_Task details_. Leave out the pictures; transcribe all else exactly.

_Listing_.

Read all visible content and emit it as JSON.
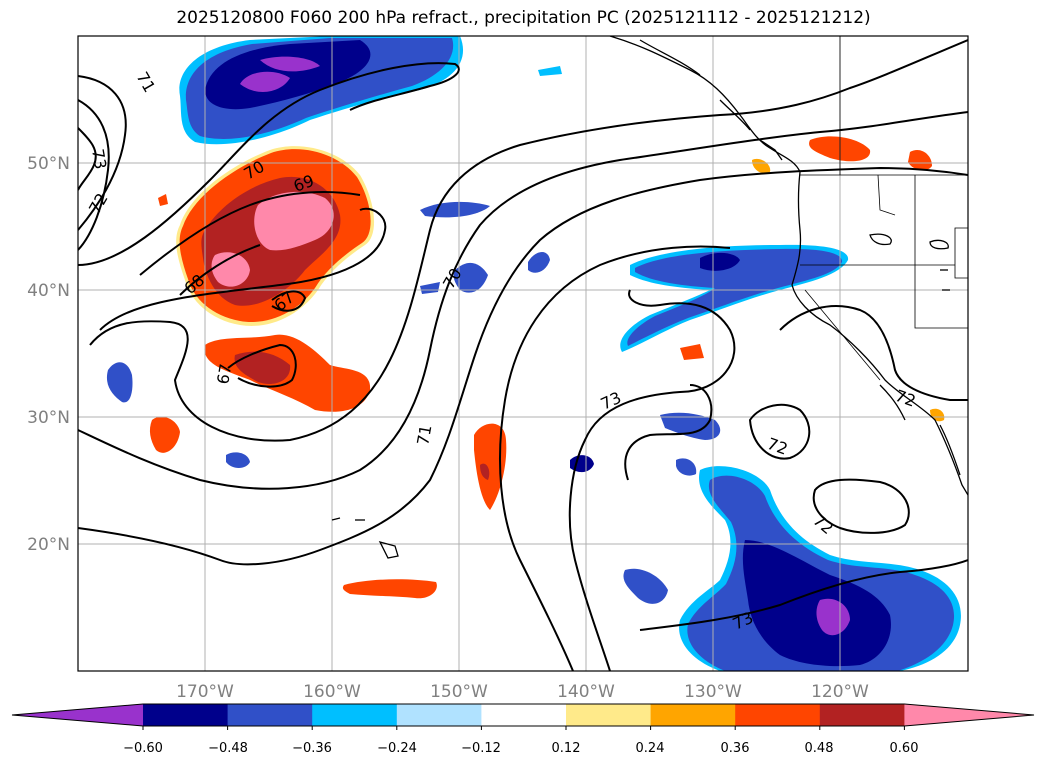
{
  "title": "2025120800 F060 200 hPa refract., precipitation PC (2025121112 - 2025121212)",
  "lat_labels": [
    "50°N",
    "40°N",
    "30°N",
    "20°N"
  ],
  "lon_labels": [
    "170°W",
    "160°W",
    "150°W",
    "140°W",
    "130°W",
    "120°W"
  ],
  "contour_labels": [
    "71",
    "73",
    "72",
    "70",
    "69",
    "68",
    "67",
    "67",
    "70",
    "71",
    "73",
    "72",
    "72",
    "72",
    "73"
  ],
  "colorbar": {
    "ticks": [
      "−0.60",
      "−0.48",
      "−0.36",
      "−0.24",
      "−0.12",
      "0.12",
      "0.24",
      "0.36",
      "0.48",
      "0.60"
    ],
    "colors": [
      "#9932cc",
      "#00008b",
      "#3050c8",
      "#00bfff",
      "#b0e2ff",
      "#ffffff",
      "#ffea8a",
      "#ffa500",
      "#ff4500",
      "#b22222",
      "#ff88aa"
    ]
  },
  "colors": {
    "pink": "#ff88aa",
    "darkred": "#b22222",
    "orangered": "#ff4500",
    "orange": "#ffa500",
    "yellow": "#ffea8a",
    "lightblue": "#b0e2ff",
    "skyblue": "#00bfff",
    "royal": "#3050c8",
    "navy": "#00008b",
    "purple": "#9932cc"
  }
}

_Solution to the problem_.
Read all visible content and emit it as JSON.
{
  "title": "2025120800 F060 200 hPa refract., precipitation PC (2025121112 - 2025121212)",
  "lat_labels": [
    "50°N",
    "40°N",
    "30°N",
    "20°N"
  ],
  "lon_labels": [
    "170°W",
    "160°W",
    "150°W",
    "140°W",
    "130°W",
    "120°W"
  ],
  "contour_labels": [
    "71",
    "73",
    "72",
    "70",
    "69",
    "68",
    "67",
    "67",
    "70",
    "71",
    "73",
    "72",
    "72",
    "72",
    "73"
  ],
  "colorbar": {
    "ticks": [
      "−0.60",
      "−0.48",
      "−0.36",
      "−0.24",
      "−0.12",
      "0.12",
      "0.24",
      "0.36",
      "0.48",
      "0.60"
    ],
    "colors": [
      "#9932cc",
      "#00008b",
      "#3050c8",
      "#00bfff",
      "#b0e2ff",
      "#ffffff",
      "#ffea8a",
      "#ffa500",
      "#ff4500",
      "#b22222",
      "#ff88aa"
    ]
  },
  "colors": {
    "pink": "#ff88aa",
    "darkred": "#b22222",
    "orangered": "#ff4500",
    "orange": "#ffa500",
    "yellow": "#ffea8a",
    "lightblue": "#b0e2ff",
    "skyblue": "#00bfff",
    "royal": "#3050c8",
    "navy": "#00008b",
    "purple": "#9932cc"
  }
}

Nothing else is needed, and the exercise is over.